■ Task to carry out ■
Copy out all of the material exactly as presented.

■ Records supplied ■
———

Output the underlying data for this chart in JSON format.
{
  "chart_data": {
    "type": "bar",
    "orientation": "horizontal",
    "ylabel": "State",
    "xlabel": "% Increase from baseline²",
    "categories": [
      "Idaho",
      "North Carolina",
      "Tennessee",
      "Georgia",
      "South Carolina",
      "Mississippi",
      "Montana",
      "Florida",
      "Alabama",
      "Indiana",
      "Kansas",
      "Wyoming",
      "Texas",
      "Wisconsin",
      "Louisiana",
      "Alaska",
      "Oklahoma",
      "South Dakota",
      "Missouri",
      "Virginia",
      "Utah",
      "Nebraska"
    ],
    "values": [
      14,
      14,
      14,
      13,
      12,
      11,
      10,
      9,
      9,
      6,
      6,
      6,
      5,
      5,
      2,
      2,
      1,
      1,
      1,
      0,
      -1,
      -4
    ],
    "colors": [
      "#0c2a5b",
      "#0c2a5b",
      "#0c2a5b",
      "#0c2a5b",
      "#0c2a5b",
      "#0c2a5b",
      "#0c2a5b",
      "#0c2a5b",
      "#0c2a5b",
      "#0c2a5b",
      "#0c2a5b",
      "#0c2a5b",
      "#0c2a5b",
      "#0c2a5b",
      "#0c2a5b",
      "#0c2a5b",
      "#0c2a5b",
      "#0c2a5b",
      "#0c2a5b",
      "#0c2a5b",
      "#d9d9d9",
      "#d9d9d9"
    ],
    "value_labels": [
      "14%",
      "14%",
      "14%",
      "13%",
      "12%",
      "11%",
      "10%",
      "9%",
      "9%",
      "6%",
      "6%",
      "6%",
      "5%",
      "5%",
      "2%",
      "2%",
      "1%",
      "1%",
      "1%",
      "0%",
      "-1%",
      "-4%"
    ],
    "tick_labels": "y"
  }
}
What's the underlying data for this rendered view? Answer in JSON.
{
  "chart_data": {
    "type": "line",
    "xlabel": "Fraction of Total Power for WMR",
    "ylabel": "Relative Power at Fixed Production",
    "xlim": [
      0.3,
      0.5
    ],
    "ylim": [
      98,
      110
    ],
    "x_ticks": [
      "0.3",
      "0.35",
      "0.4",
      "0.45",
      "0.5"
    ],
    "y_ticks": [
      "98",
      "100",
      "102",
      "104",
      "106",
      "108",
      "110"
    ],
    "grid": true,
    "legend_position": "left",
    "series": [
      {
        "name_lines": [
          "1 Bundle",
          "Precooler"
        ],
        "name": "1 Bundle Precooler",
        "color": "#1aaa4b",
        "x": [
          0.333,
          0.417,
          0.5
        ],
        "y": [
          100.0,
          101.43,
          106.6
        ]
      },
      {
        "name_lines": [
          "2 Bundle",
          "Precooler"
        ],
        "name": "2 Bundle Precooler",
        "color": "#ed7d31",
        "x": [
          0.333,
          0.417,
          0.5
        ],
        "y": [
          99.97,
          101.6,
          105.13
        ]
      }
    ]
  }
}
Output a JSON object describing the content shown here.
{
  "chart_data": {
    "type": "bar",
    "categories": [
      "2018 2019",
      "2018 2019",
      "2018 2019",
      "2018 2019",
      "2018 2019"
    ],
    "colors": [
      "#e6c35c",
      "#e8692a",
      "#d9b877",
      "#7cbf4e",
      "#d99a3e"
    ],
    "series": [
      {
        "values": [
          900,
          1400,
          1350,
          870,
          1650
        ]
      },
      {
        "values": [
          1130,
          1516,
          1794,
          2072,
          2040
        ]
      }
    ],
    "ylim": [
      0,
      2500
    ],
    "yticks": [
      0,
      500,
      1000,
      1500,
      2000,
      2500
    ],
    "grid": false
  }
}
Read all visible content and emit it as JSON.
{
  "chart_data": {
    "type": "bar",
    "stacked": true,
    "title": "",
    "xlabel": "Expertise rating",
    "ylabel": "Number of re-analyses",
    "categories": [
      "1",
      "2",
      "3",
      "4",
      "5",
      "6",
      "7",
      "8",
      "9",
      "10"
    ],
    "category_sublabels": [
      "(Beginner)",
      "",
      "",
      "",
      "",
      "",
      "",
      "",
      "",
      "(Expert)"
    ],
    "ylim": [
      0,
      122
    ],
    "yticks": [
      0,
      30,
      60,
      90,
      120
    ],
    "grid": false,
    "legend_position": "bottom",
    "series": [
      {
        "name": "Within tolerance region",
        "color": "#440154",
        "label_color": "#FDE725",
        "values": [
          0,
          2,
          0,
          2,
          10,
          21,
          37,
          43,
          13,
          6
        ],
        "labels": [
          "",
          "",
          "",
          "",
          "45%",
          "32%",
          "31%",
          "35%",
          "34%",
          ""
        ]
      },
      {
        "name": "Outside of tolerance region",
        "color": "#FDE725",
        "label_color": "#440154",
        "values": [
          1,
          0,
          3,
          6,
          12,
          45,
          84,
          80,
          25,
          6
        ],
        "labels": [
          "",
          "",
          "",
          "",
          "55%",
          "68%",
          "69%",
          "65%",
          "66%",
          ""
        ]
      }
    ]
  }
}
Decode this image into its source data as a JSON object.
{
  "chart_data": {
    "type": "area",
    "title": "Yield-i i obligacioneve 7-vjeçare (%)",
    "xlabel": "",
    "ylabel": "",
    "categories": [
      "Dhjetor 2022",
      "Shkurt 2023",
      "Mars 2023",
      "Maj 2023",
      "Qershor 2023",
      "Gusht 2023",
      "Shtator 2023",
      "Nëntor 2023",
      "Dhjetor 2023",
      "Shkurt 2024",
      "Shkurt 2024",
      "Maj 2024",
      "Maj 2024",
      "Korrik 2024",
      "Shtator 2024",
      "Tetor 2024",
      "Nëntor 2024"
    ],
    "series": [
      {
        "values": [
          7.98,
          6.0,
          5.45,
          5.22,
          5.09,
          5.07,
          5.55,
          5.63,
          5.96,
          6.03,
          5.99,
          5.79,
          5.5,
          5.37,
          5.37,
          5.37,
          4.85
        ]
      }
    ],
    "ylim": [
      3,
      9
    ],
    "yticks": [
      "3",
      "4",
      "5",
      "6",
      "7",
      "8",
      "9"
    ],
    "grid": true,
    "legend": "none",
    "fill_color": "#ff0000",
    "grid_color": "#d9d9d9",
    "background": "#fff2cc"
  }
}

———

■ Output for this task ■
Output the underlying data for this chart in JSON format.
{
  "chart_data": {
    "type": "bar",
    "orientation": "horizontal",
    "ylabel": "State",
    "xlabel": "% Increase from baseline²",
    "categories": [
      "Idaho",
      "North Carolina",
      "Tennessee",
      "Georgia",
      "South Carolina",
      "Mississippi",
      "Montana",
      "Florida",
      "Alabama",
      "Indiana",
      "Kansas",
      "Wyoming",
      "Texas",
      "Wisconsin",
      "Louisiana",
      "Alaska",
      "Oklahoma",
      "South Dakota",
      "Missouri",
      "Virginia",
      "Utah",
      "Nebraska"
    ],
    "values": [
      14,
      14,
      14,
      13,
      12,
      11,
      10,
      9,
      9,
      6,
      6,
      6,
      5,
      5,
      2,
      2,
      1,
      1,
      1,
      0,
      -1,
      -4
    ],
    "colors": [
      "#0c2a5b",
      "#0c2a5b",
      "#0c2a5b",
      "#0c2a5b",
      "#0c2a5b",
      "#0c2a5b",
      "#0c2a5b",
      "#0c2a5b",
      "#0c2a5b",
      "#0c2a5b",
      "#0c2a5b",
      "#0c2a5b",
      "#0c2a5b",
      "#0c2a5b",
      "#0c2a5b",
      "#0c2a5b",
      "#0c2a5b",
      "#0c2a5b",
      "#0c2a5b",
      "#0c2a5b",
      "#d9d9d9",
      "#d9d9d9"
    ],
    "value_labels": [
      "14%",
      "14%",
      "14%",
      "13%",
      "12%",
      "11%",
      "10%",
      "9%",
      "9%",
      "6%",
      "6%",
      "6%",
      "5%",
      "5%",
      "2%",
      "2%",
      "1%",
      "1%",
      "1%",
      "0%",
      "-1%",
      "-4%"
    ],
    "tick_labels": "y"
  }
}
What's the underlying data for this rendered view? Answer in JSON.
{
  "chart_data": {
    "type": "line",
    "xlabel": "Fraction of Total Power for WMR",
    "ylabel": "Relative Power at Fixed Production",
    "xlim": [
      0.3,
      0.5
    ],
    "ylim": [
      98,
      110
    ],
    "x_ticks": [
      "0.3",
      "0.35",
      "0.4",
      "0.45",
      "0.5"
    ],
    "y_ticks": [
      "98",
      "100",
      "102",
      "104",
      "106",
      "108",
      "110"
    ],
    "grid": true,
    "legend_position": "left",
    "series": [
      {
        "name_lines": [
          "1 Bundle",
          "Precooler"
        ],
        "name": "1 Bundle Precooler",
        "color": "#1aaa4b",
        "x": [
          0.333,
          0.417,
          0.5
        ],
        "y": [
          100.0,
          101.43,
          106.6
        ]
      },
      {
        "name_lines": [
          "2 Bundle",
          "Precooler"
        ],
        "name": "2 Bundle Precooler",
        "color": "#ed7d31",
        "x": [
          0.333,
          0.417,
          0.5
        ],
        "y": [
          99.97,
          101.6,
          105.13
        ]
      }
    ]
  }
}
Output a JSON object describing the content shown here.
{
  "chart_data": {
    "type": "bar",
    "categories": [
      "2018 2019",
      "2018 2019",
      "2018 2019",
      "2018 2019",
      "2018 2019"
    ],
    "colors": [
      "#e6c35c",
      "#e8692a",
      "#d9b877",
      "#7cbf4e",
      "#d99a3e"
    ],
    "series": [
      {
        "values": [
          900,
          1400,
          1350,
          870,
          1650
        ]
      },
      {
        "values": [
          1130,
          1516,
          1794,
          2072,
          2040
        ]
      }
    ],
    "ylim": [
      0,
      2500
    ],
    "yticks": [
      0,
      500,
      1000,
      1500,
      2000,
      2500
    ],
    "grid": false
  }
}
Read all visible content and emit it as JSON.
{
  "chart_data": {
    "type": "bar",
    "stacked": true,
    "title": "",
    "xlabel": "Expertise rating",
    "ylabel": "Number of re-analyses",
    "categories": [
      "1",
      "2",
      "3",
      "4",
      "5",
      "6",
      "7",
      "8",
      "9",
      "10"
    ],
    "category_sublabels": [
      "(Beginner)",
      "",
      "",
      "",
      "",
      "",
      "",
      "",
      "",
      "(Expert)"
    ],
    "ylim": [
      0,
      122
    ],
    "yticks": [
      0,
      30,
      60,
      90,
      120
    ],
    "grid": false,
    "legend_position": "bottom",
    "series": [
      {
        "name": "Within tolerance region",
        "color": "#440154",
        "label_color": "#FDE725",
        "values": [
          0,
          2,
          0,
          2,
          10,
          21,
          37,
          43,
          13,
          6
        ],
        "labels": [
          "",
          "",
          "",
          "",
          "45%",
          "32%",
          "31%",
          "35%",
          "34%",
          ""
        ]
      },
      {
        "name": "Outside of tolerance region",
        "color": "#FDE725",
        "label_color": "#440154",
        "values": [
          1,
          0,
          3,
          6,
          12,
          45,
          84,
          80,
          25,
          6
        ],
        "labels": [
          "",
          "",
          "",
          "",
          "55%",
          "68%",
          "69%",
          "65%",
          "66%",
          ""
        ]
      }
    ]
  }
}
Decode this image into its source data as a JSON object.
{
  "chart_data": {
    "type": "area",
    "title": "Yield-i i obligacioneve 7-vjeçare (%)",
    "xlabel": "",
    "ylabel": "",
    "categories": [
      "Dhjetor 2022",
      "Shkurt 2023",
      "Mars 2023",
      "Maj 2023",
      "Qershor 2023",
      "Gusht 2023",
      "Shtator 2023",
      "Nëntor 2023",
      "Dhjetor 2023",
      "Shkurt 2024",
      "Shkurt 2024",
      "Maj 2024",
      "Maj 2024",
      "Korrik 2024",
      "Shtator 2024",
      "Tetor 2024",
      "Nëntor 2024"
    ],
    "series": [
      {
        "values": [
          7.98,
          6.0,
          5.45,
          5.22,
          5.09,
          5.07,
          5.55,
          5.63,
          5.96,
          6.03,
          5.99,
          5.79,
          5.5,
          5.37,
          5.37,
          5.37,
          4.85
        ]
      }
    ],
    "ylim": [
      3,
      9
    ],
    "yticks": [
      "3",
      "4",
      "5",
      "6",
      "7",
      "8",
      "9"
    ],
    "grid": true,
    "legend": "none",
    "fill_color": "#ff0000",
    "grid_color": "#d9d9d9",
    "background": "#fff2cc"
  }
}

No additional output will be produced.